Pictures do not belong in the copy; transcribe everything else in the records exactly.
+===+
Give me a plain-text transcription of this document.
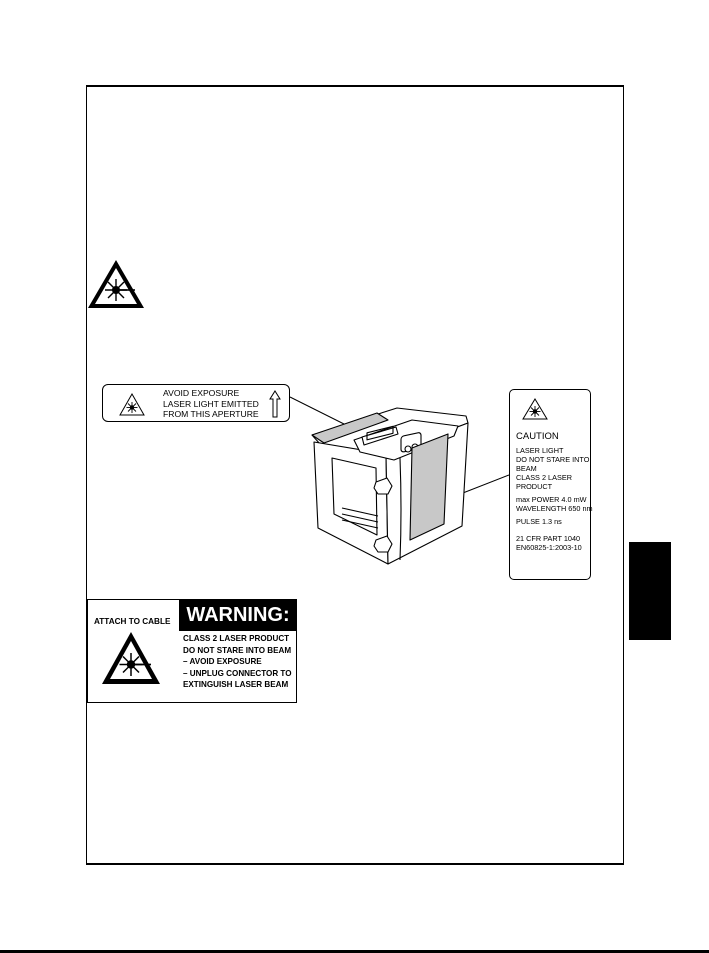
AVOID EXPOSURE
LASER LIGHT EMITTED
FROM THIS APERTURE
CAUTION
LASER LIGHT
DO NOT STARE INTO
BEAM
CLASS 2 LASER
PRODUCT
max POWER 4.0 mW
WAVELENGTH 650 nm
PULSE 1.3 ns
21 CFR PART 1040
EN60825-1:2003-10
ATTACH TO CABLE WARNING:
CLASS 2 LASER PRODUCT
DO NOT STARE INTO BEAM
– AVOID EXPOSURE
– UNPLUG CONNECTOR TO
EXTINGUISH LASER BEAM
+===+
## Full output
Give me a plain-text transcription of this document.
AVOID EXPOSURE
LASER LIGHT EMITTED
FROM THIS APERTURE
CAUTION
LASER LIGHT
DO NOT STARE INTO
BEAM
CLASS 2 LASER
PRODUCT
max POWER 4.0 mW
WAVELENGTH 650 nm
PULSE 1.3 ns
21 CFR PART 1040
EN60825-1:2003-10
ATTACH TO CABLE WARNING:
CLASS 2 LASER PRODUCT
DO NOT STARE INTO BEAM
– AVOID EXPOSURE
– UNPLUG CONNECTOR TO
EXTINGUISH LASER BEAM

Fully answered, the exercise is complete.